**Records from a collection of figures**
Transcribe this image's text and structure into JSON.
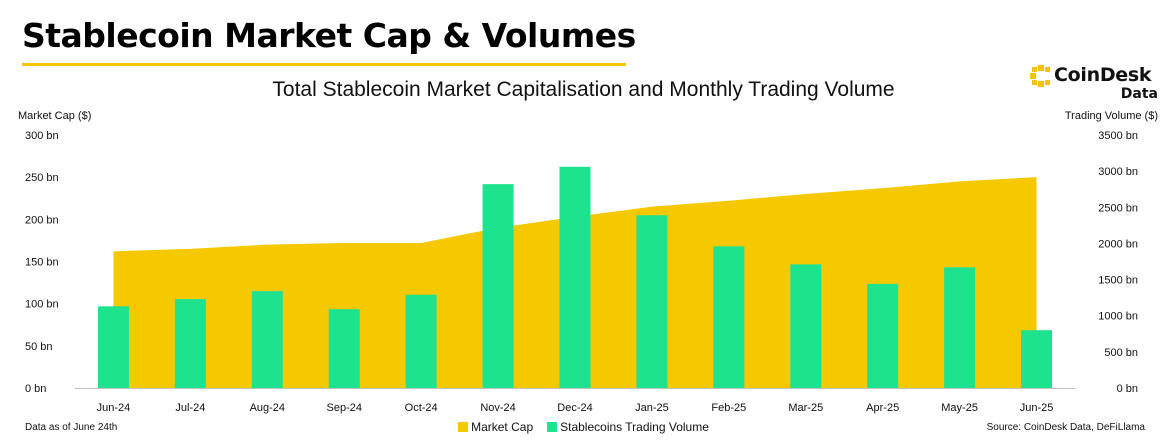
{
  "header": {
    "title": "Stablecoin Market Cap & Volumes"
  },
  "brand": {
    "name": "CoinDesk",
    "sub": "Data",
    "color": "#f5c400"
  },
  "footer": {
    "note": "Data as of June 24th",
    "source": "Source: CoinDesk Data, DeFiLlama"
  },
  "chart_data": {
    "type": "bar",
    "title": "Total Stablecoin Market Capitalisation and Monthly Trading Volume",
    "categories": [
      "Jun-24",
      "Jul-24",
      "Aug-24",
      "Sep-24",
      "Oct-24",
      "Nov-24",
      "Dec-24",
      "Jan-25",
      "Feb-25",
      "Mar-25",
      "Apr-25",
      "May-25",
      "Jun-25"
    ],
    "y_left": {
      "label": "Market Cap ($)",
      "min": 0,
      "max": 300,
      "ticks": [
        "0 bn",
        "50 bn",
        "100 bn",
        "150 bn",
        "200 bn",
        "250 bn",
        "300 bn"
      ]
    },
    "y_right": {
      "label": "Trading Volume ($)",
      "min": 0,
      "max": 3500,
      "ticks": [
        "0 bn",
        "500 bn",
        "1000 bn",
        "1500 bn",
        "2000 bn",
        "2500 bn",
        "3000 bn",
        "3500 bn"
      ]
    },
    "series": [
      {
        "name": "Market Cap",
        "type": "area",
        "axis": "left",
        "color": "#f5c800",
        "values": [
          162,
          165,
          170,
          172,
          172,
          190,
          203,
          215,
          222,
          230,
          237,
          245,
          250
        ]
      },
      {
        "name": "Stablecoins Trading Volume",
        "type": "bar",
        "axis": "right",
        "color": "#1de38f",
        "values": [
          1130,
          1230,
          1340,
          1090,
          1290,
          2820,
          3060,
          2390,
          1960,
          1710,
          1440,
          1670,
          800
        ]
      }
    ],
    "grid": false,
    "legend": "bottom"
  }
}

**Goal**
Among the records above, find each line holding the string "label" and pull it out.

**The completed task**
      "label": "Market Cap ($)",
      "label": "Trading Volume ($)",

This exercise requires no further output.